Quote, without change, all of the lines that follow.

* * * *

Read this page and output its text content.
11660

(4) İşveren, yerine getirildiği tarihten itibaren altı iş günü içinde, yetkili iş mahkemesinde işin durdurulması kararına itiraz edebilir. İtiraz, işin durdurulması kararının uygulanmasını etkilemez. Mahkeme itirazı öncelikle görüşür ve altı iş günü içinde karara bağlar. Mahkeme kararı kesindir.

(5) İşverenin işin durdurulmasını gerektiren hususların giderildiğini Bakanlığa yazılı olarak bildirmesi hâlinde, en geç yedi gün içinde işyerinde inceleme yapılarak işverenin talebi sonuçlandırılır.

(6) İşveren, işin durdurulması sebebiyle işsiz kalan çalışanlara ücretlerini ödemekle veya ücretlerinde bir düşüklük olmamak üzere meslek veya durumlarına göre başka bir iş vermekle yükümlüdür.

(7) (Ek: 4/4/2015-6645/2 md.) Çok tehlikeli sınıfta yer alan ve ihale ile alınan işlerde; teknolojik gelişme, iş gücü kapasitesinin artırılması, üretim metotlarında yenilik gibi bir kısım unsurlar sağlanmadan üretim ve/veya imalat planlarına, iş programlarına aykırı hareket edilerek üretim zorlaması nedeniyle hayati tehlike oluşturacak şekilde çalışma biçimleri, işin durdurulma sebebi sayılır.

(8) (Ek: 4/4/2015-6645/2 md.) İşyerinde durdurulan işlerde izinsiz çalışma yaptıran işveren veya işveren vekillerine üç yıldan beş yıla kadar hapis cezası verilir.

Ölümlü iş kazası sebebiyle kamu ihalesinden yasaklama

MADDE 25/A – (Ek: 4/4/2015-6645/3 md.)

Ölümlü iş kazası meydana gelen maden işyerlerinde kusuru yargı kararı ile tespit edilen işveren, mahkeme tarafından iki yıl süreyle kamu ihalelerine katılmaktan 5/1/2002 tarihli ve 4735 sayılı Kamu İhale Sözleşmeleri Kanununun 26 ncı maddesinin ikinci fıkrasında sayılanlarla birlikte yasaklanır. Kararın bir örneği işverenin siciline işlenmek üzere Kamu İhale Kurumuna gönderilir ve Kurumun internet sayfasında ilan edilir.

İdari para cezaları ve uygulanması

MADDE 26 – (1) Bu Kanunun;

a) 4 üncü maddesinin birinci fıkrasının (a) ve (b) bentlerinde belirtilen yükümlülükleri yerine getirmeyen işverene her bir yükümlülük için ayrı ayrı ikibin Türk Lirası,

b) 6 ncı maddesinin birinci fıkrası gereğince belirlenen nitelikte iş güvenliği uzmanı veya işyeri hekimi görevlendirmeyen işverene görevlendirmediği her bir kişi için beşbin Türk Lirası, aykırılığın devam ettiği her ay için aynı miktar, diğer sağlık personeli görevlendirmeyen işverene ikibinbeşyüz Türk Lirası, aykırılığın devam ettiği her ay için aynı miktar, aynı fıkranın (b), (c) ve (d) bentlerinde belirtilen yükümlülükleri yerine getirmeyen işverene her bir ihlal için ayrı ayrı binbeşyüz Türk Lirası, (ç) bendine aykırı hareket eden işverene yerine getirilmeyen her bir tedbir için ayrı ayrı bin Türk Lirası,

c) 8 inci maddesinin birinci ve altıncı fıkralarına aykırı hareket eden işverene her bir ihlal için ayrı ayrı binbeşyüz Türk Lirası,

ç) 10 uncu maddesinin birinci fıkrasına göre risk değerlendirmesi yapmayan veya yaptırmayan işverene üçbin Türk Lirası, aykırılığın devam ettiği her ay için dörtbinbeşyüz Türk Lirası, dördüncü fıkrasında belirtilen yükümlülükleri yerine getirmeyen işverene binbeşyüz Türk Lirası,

* * * *

> _Final result_
Read this page and output its text content.
11660

(4) İşveren, yerine getirildiği tarihten itibaren altı iş günü içinde, yetkili iş mahkemesinde işin durdurulması kararına itiraz edebilir. İtiraz, işin durdurulması kararının uygulanmasını etkilemez. Mahkeme itirazı öncelikle görüşür ve altı iş günü içinde karara bağlar. Mahkeme kararı kesindir.

(5) İşverenin işin durdurulmasını gerektiren hususların giderildiğini Bakanlığa yazılı olarak bildirmesi hâlinde, en geç yedi gün içinde işyerinde inceleme yapılarak işverenin talebi sonuçlandırılır.

(6) İşveren, işin durdurulması sebebiyle işsiz kalan çalışanlara ücretlerini ödemekle veya ücretlerinde bir düşüklük olmamak üzere meslek veya durumlarına göre başka bir iş vermekle yükümlüdür.

(7) (Ek: 4/4/2015-6645/2 md.) Çok tehlikeli sınıfta yer alan ve ihale ile alınan işlerde; teknolojik gelişme, iş gücü kapasitesinin artırılması, üretim metotlarında yenilik gibi bir kısım unsurlar sağlanmadan üretim ve/veya imalat planlarına, iş programlarına aykırı hareket edilerek üretim zorlaması nedeniyle hayati tehlike oluşturacak şekilde çalışma biçimleri, işin durdurulma sebebi sayılır.

(8) (Ek: 4/4/2015-6645/2 md.) İşyerinde durdurulan işlerde izinsiz çalışma yaptıran işveren veya işveren vekillerine üç yıldan beş yıla kadar hapis cezası verilir.

Ölümlü iş kazası sebebiyle kamu ihalesinden yasaklama

MADDE 25/A – (Ek: 4/4/2015-6645/3 md.)

Ölümlü iş kazası meydana gelen maden işyerlerinde kusuru yargı kararı ile tespit edilen işveren, mahkeme tarafından iki yıl süreyle kamu ihalelerine katılmaktan 5/1/2002 tarihli ve 4735 sayılı Kamu İhale Sözleşmeleri Kanununun 26 ncı maddesinin ikinci fıkrasında sayılanlarla birlikte yasaklanır. Kararın bir örneği işverenin siciline işlenmek üzere Kamu İhale Kurumuna gönderilir ve Kurumun internet sayfasında ilan edilir.

İdari para cezaları ve uygulanması

MADDE 26 – (1) Bu Kanunun;

a) 4 üncü maddesinin birinci fıkrasının (a) ve (b) bentlerinde belirtilen yükümlülükleri yerine getirmeyen işverene her bir yükümlülük için ayrı ayrı ikibin Türk Lirası,

b) 6 ncı maddesinin birinci fıkrası gereğince belirlenen nitelikte iş güvenliği uzmanı veya işyeri hekimi görevlendirmeyen işverene görevlendirmediği her bir kişi için beşbin Türk Lirası, aykırılığın devam ettiği her ay için aynı miktar, diğer sağlık personeli görevlendirmeyen işverene ikibinbeşyüz Türk Lirası, aykırılığın devam ettiği her ay için aynı miktar, aynı fıkranın (b), (c) ve (d) bentlerinde belirtilen yükümlülükleri yerine getirmeyen işverene her bir ihlal için ayrı ayrı binbeşyüz Türk Lirası, (ç) bendine aykırı hareket eden işverene yerine getirilmeyen her bir tedbir için ayrı ayrı bin Türk Lirası,

c) 8 inci maddesinin birinci ve altıncı fıkralarına aykırı hareket eden işverene her bir ihlal için ayrı ayrı binbeşyüz Türk Lirası,

ç) 10 uncu maddesinin birinci fıkrasına göre risk değerlendirmesi yapmayan veya yaptırmayan işverene üçbin Türk Lirası, aykırılığın devam ettiği her ay için dörtbinbeşyüz Türk Lirası, dördüncü fıkrasında belirtilen yükümlülükleri yerine getirmeyen işverene binbeşyüz Türk Lirası,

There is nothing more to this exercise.